▶ Exercise aim: Tally the lines containing "text" and report the number alone.

(Dataset items)
________________________________________

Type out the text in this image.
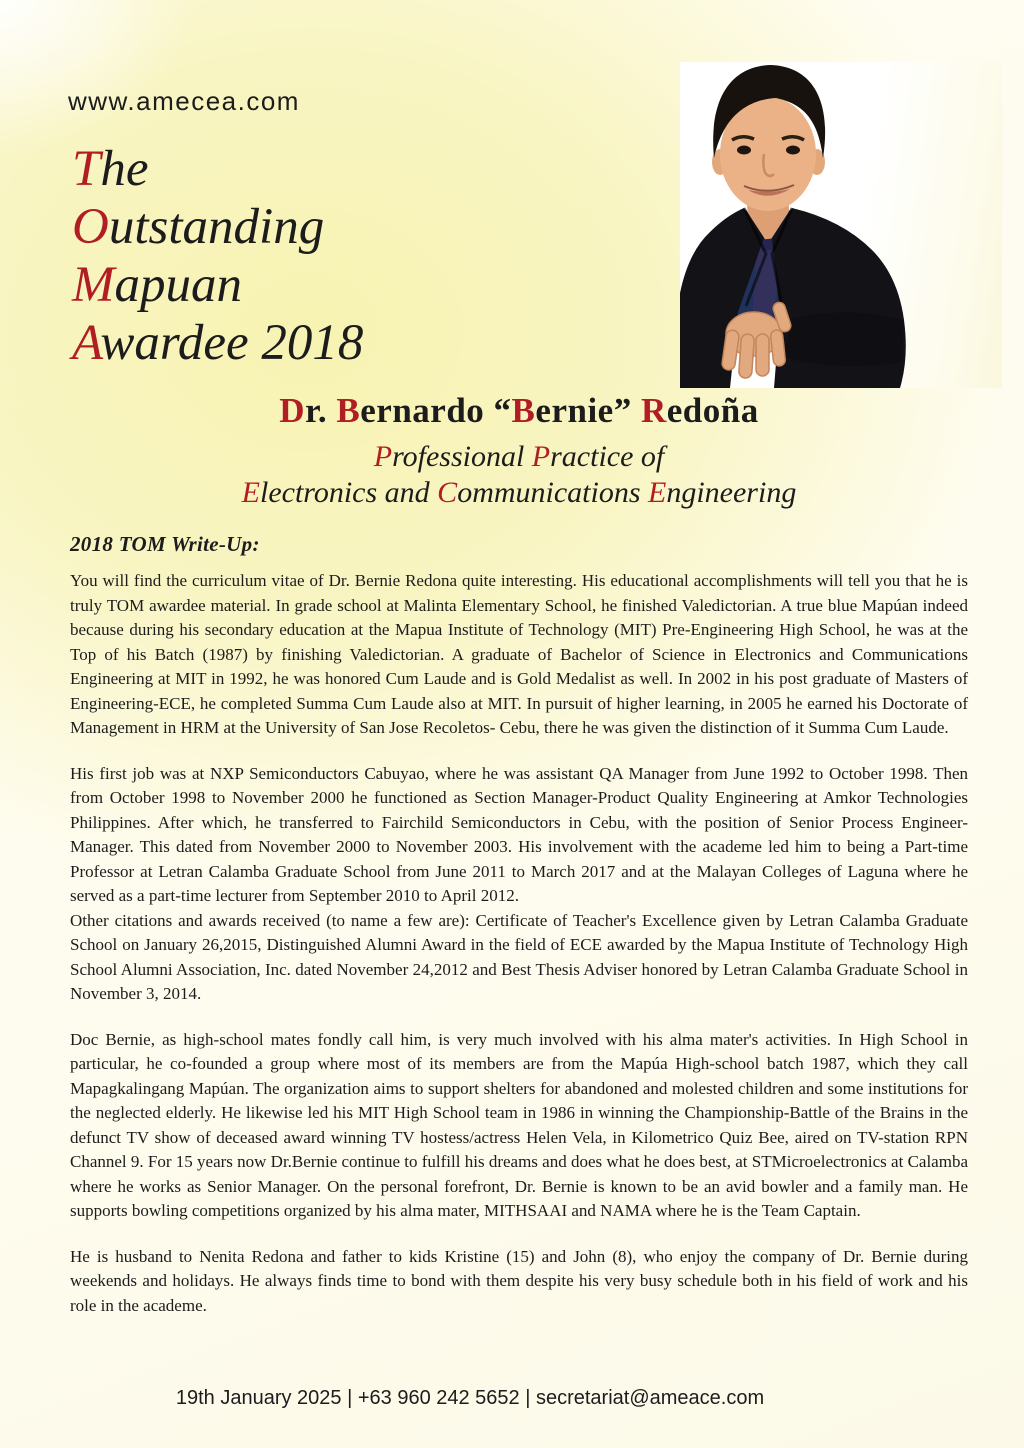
www.amecea.com
The
Outstanding
Mapuan
Awardee 2018
Dr. Bernardo “Bernie” Redoña
Professional Practice of
Electronics and Communications Engineering
2018 TOM Write-Up:

You will find the curriculum vitae of Dr. Bernie Redona quite interesting. His educational accomplishments will tell you that he is truly TOM awardee material. In grade school at Malinta Elementary School, he finished Valedictorian. A true blue Mapúan indeed because during his secondary education at the Mapua Institute of Technology (MIT) Pre-Engineering High School, he was at the Top of his Batch (1987) by finishing Valedictorian. A graduate of Bachelor of Science in Electronics and Communications Engineering at MIT in 1992, he was honored Cum Laude and is Gold Medalist as well. In 2002 in his post graduate of Masters of Engineering-ECE, he completed Summa Cum Laude also at MIT. In pursuit of higher learning, in 2005 he earned his Doctorate of Management in HRM at the University of San Jose Recoletos- Cebu, there he was given the distinction of it Summa Cum Laude.

His first job was at NXP Semiconductors Cabuyao, where he was assistant QA Manager from June 1992 to October 1998. Then from October 1998 to November 2000 he functioned as Section Manager-Product Quality Engineering at Amkor Technologies Philippines. After which, he transferred to Fairchild Semiconductors in Cebu, with the position of Senior Process Engineer-Manager. This dated from November 2000 to November 2003. His involvement with the academe led him to being a Part-time Professor at Letran Calamba Graduate School from June 2011 to March 2017 and at the Malayan Colleges of Laguna where he served as a part-time lecturer from September 2010 to April 2012.

Other citations and awards received (to name a few are): Certificate of Teacher's Excellence given by Letran Calamba Graduate School on January 26,2015, Distinguished Alumni Award in the field of ECE awarded by the Mapua Institute of Technology High School Alumni Association, Inc. dated November 24,2012 and Best Thesis Adviser honored by Letran Calamba Graduate School in November 3, 2014.

Doc Bernie, as high-school mates fondly call him, is very much involved with his alma mater's activities. In High School in particular, he co-founded a group where most of its members are from the Mapúa High-school batch 1987, which they call Mapagkalingang Mapúan. The organization aims to support shelters for abandoned and molested children and some institutions for the neglected elderly. He likewise led his MIT High School team in 1986 in winning the Championship-Battle of the Brains in the defunct TV show of deceased award winning TV hostess/actress Helen Vela, in Kilometrico Quiz Bee, aired on TV-station RPN Channel 9. For 15 years now Dr.Bernie continue to fulfill his dreams and does what he does best, at STMicroelectronics at Calamba where he works as Senior Manager. On the personal forefront, Dr. Bernie is known to be an avid bowler and a family man. He supports bowling competitions organized by his alma mater, MITHSAAI and NAMA where he is the Team Captain.

He is husband to Nenita Redona and father to kids Kristine (15) and John (8), who enjoy the company of Dr. Bernie during weekends and holidays. He always finds time to bond with them despite his very busy schedule both in his field of work and his role in the academe.

19th January 2025 | +63 960 242 5652 | secretariat@ameace.com
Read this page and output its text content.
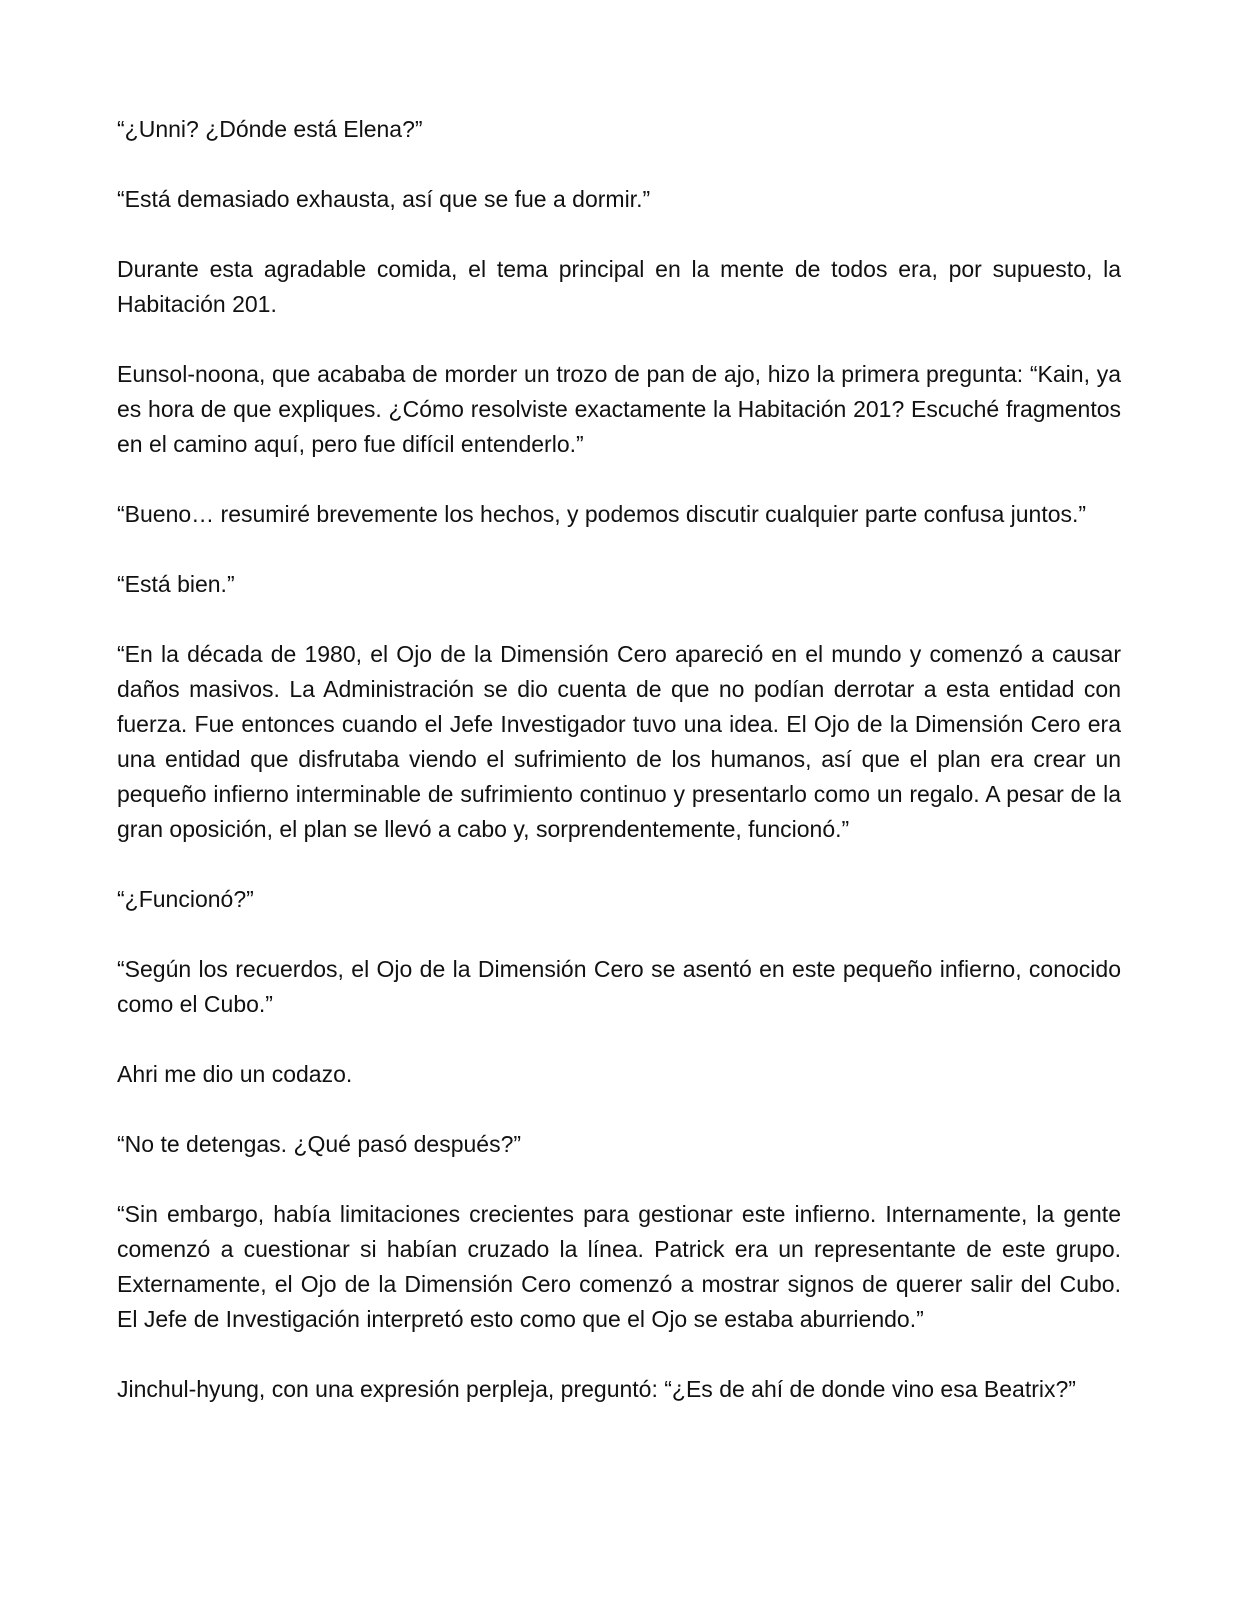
“¿Unni? ¿Dónde está Elena?”

“Está demasiado exhausta, así que se fue a dormir.”

Durante esta agradable comida, el tema principal en la mente de todos era, por supuesto, la Habitación 201.

Eunsol-noona, que acababa de morder un trozo de pan de ajo, hizo la primera pregunta: “Kain, ya es hora de que expliques. ¿Cómo resolviste exactamente la Habitación 201? Escuché fragmentos en el camino aquí, pero fue difícil entenderlo.”

“Bueno… resumiré brevemente los hechos, y podemos discutir cualquier parte confusa juntos.”

“Está bien.”

“En la década de 1980, el Ojo de la Dimensión Cero apareció en el mundo y comenzó a causar daños masivos. La Administración se dio cuenta de que no podían derrotar a esta entidad con fuerza. Fue entonces cuando el Jefe Investigador tuvo una idea. El Ojo de la Dimensión Cero era una entidad que disfrutaba viendo el sufrimiento de los humanos, así que el plan era crear un pequeño infierno interminable de sufrimiento continuo y presentarlo como un regalo. A pesar de la gran oposición, el plan se llevó a cabo y, sorprendentemente, funcionó.”

“¿Funcionó?”

“Según los recuerdos, el Ojo de la Dimensión Cero se asentó en este pequeño infierno, conocido como el Cubo.”

Ahri me dio un codazo.

“No te detengas. ¿Qué pasó después?”

“Sin embargo, había limitaciones crecientes para gestionar este infierno. Internamente, la gente comenzó a cuestionar si habían cruzado la línea. Patrick era un representante de este grupo. Externamente, el Ojo de la Dimensión Cero comenzó a mostrar signos de querer salir del Cubo. El Jefe de Investigación interpretó esto como que el Ojo se estaba aburriendo.”

Jinchul-hyung, con una expresión perpleja, preguntó: “¿Es de ahí de donde vino esa Beatrix?”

________________________________________

▶ Output for this exercise: 2